WRITTEN REQUEST ▸
Write out the listing below exactly, and omit any images you find in it.

STORED DATA ▸
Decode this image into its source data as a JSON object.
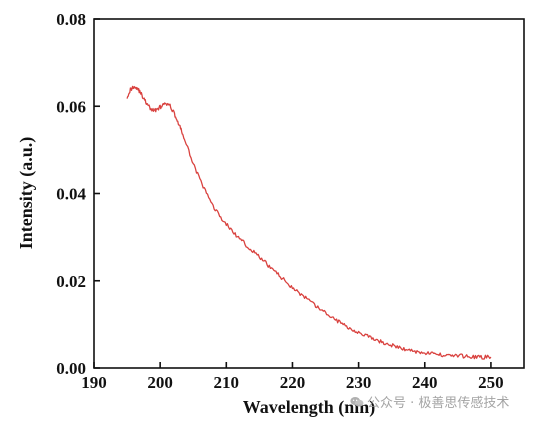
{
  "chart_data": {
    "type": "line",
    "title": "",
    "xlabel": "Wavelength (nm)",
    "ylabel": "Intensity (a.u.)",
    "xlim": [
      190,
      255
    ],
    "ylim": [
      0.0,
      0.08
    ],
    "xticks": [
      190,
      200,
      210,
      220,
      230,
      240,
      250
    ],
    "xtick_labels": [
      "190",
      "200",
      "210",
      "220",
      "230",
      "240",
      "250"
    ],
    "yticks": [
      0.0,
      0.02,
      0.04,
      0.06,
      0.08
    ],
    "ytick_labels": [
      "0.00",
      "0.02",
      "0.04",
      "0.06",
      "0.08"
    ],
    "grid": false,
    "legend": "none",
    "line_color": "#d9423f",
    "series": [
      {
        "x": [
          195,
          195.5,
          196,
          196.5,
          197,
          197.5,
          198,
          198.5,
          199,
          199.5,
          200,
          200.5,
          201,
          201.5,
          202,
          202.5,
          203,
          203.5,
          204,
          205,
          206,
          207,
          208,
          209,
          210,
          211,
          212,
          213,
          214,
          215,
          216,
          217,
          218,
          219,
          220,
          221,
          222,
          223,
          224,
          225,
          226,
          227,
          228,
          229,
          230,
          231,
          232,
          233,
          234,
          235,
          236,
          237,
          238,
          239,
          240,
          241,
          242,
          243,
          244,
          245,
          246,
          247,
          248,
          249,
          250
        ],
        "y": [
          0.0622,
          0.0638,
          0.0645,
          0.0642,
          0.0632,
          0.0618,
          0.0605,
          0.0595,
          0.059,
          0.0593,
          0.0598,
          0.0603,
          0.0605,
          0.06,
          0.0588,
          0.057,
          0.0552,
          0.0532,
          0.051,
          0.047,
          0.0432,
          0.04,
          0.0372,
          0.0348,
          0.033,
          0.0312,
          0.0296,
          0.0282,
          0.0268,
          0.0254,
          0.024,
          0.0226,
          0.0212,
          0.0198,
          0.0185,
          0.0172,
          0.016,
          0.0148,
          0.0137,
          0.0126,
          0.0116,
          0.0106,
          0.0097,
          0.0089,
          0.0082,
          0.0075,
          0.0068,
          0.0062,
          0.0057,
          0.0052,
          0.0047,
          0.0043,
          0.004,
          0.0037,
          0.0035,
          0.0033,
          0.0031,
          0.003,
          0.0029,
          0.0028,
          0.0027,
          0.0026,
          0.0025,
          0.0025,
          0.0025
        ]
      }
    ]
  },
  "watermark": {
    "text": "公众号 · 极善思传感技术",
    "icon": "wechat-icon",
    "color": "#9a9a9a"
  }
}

EXERCISE RESULT ▸
Decode this image into its source data as a JSON object.
{
  "chart_data": {
    "type": "line",
    "title": "",
    "xlabel": "Wavelength (nm)",
    "ylabel": "Intensity (a.u.)",
    "xlim": [
      190,
      255
    ],
    "ylim": [
      0.0,
      0.08
    ],
    "xticks": [
      190,
      200,
      210,
      220,
      230,
      240,
      250
    ],
    "xtick_labels": [
      "190",
      "200",
      "210",
      "220",
      "230",
      "240",
      "250"
    ],
    "yticks": [
      0.0,
      0.02,
      0.04,
      0.06,
      0.08
    ],
    "ytick_labels": [
      "0.00",
      "0.02",
      "0.04",
      "0.06",
      "0.08"
    ],
    "grid": false,
    "legend": "none",
    "line_color": "#d9423f",
    "series": [
      {
        "x": [
          195,
          195.5,
          196,
          196.5,
          197,
          197.5,
          198,
          198.5,
          199,
          199.5,
          200,
          200.5,
          201,
          201.5,
          202,
          202.5,
          203,
          203.5,
          204,
          205,
          206,
          207,
          208,
          209,
          210,
          211,
          212,
          213,
          214,
          215,
          216,
          217,
          218,
          219,
          220,
          221,
          222,
          223,
          224,
          225,
          226,
          227,
          228,
          229,
          230,
          231,
          232,
          233,
          234,
          235,
          236,
          237,
          238,
          239,
          240,
          241,
          242,
          243,
          244,
          245,
          246,
          247,
          248,
          249,
          250
        ],
        "y": [
          0.0622,
          0.0638,
          0.0645,
          0.0642,
          0.0632,
          0.0618,
          0.0605,
          0.0595,
          0.059,
          0.0593,
          0.0598,
          0.0603,
          0.0605,
          0.06,
          0.0588,
          0.057,
          0.0552,
          0.0532,
          0.051,
          0.047,
          0.0432,
          0.04,
          0.0372,
          0.0348,
          0.033,
          0.0312,
          0.0296,
          0.0282,
          0.0268,
          0.0254,
          0.024,
          0.0226,
          0.0212,
          0.0198,
          0.0185,
          0.0172,
          0.016,
          0.0148,
          0.0137,
          0.0126,
          0.0116,
          0.0106,
          0.0097,
          0.0089,
          0.0082,
          0.0075,
          0.0068,
          0.0062,
          0.0057,
          0.0052,
          0.0047,
          0.0043,
          0.004,
          0.0037,
          0.0035,
          0.0033,
          0.0031,
          0.003,
          0.0029,
          0.0028,
          0.0027,
          0.0026,
          0.0025,
          0.0025,
          0.0025
        ]
      }
    ]
  },
  "watermark": {
    "text": "公众号 · 极善思传感技术",
    "icon": "wechat-icon",
    "color": "#9a9a9a"
  }
}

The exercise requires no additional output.